- _SET EXERCISE_:
Whenever a line below holds the word "headline", copy that line.

------------------------------------------------------------------------

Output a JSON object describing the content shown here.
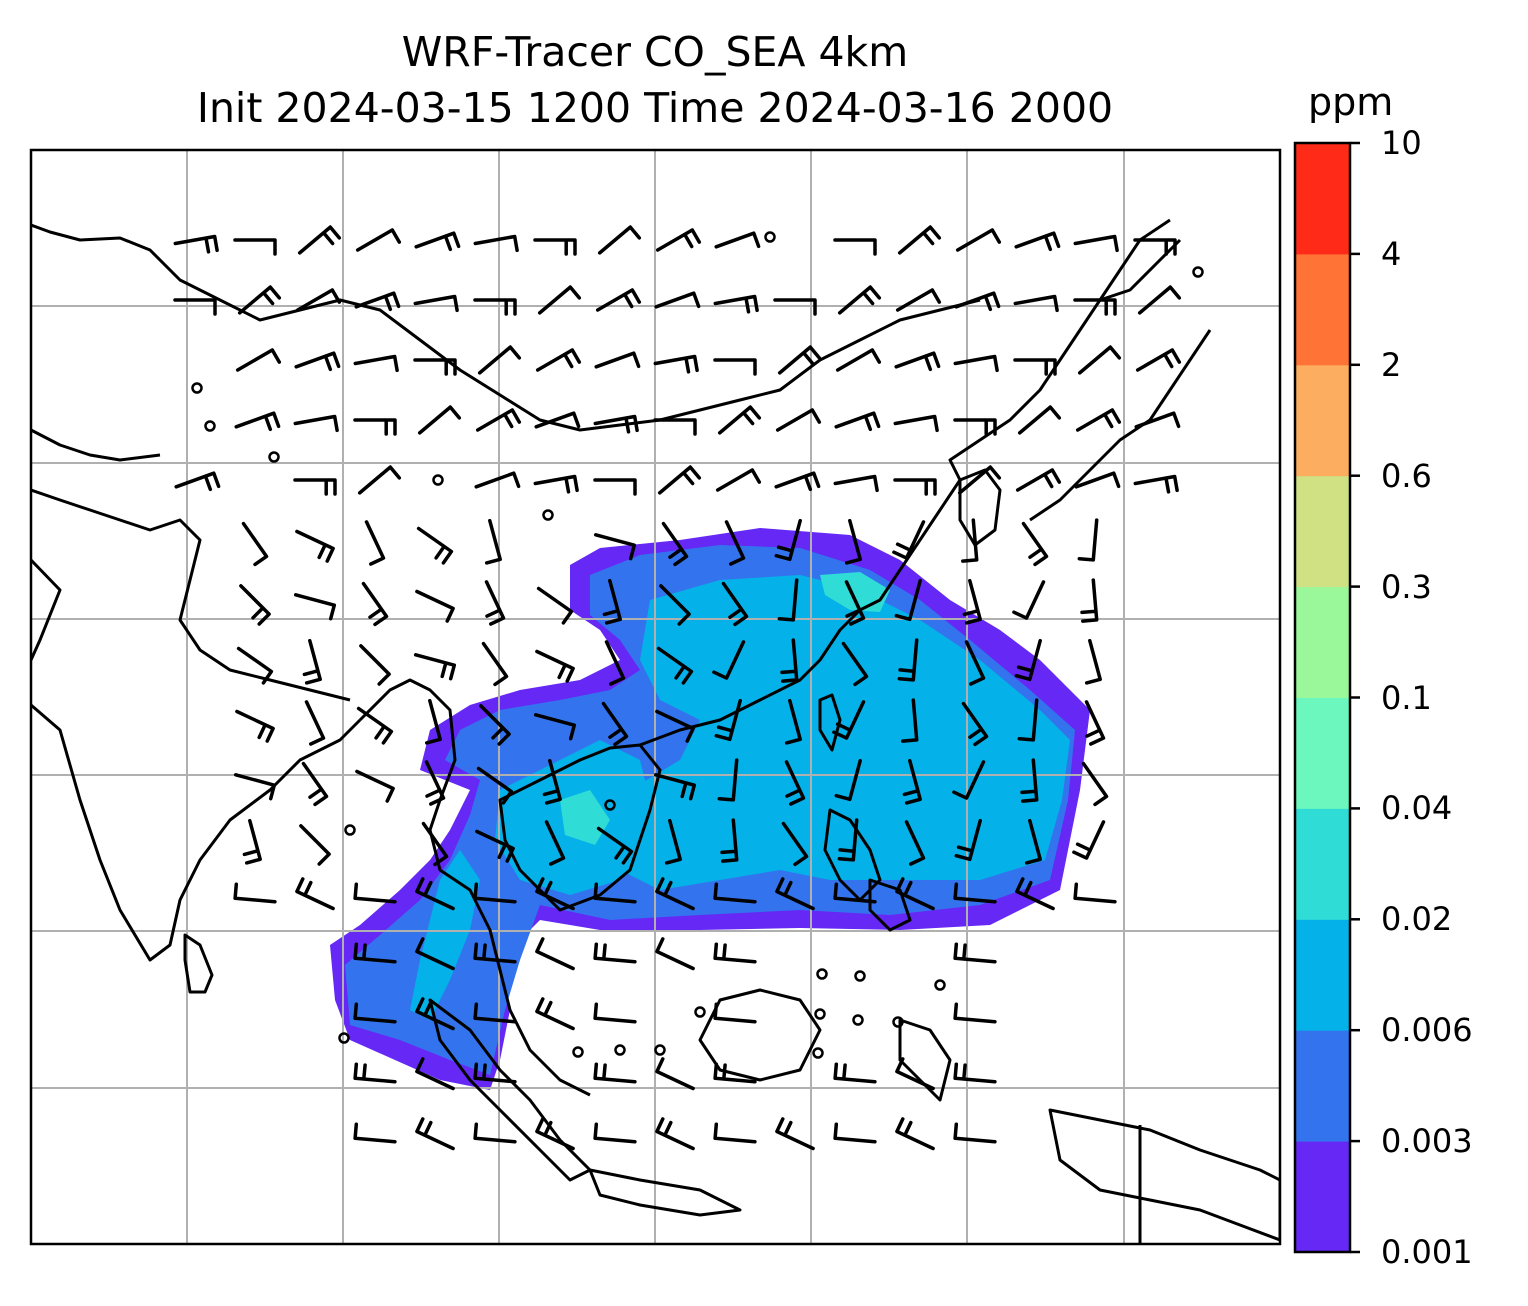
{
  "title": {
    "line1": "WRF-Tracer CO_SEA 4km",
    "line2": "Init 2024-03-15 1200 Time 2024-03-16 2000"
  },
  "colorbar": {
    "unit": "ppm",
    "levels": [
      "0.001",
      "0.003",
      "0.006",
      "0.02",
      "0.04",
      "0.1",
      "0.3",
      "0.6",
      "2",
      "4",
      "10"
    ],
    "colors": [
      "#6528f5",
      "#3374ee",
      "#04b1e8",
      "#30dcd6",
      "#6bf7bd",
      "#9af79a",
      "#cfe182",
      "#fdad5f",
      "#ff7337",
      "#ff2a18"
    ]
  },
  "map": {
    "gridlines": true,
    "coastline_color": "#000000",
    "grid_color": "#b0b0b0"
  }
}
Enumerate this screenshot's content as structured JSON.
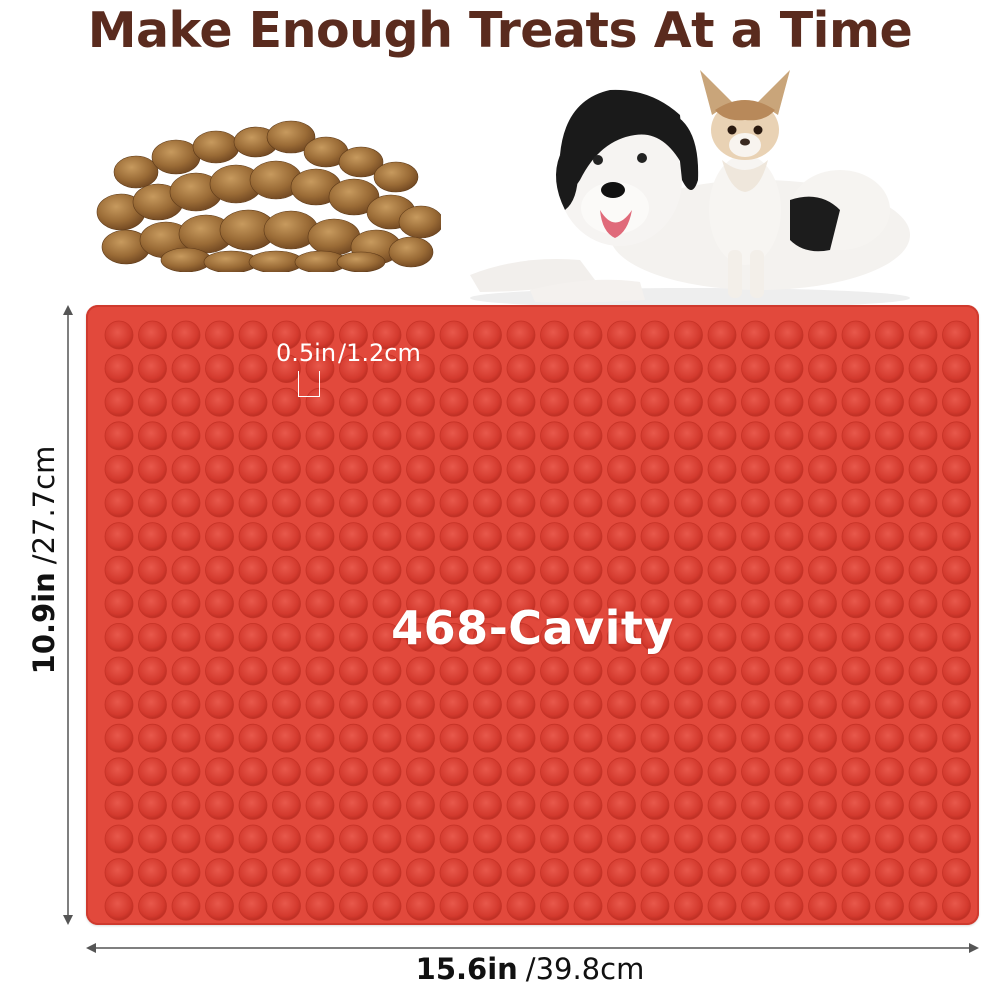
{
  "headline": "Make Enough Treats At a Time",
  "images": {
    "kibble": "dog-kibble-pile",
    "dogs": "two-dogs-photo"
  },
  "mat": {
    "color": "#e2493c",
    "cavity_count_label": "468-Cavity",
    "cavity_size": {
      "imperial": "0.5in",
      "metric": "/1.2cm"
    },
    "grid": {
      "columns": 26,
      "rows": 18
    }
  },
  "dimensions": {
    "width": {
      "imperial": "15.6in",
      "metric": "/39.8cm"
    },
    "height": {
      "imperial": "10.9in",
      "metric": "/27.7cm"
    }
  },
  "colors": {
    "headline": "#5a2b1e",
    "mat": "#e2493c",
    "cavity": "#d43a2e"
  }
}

------------------------------------------------------------------------

- _TASK RESULT_:
  "headline": "Make Enough Treats At a Time",
    "headline": "#5a2b1e",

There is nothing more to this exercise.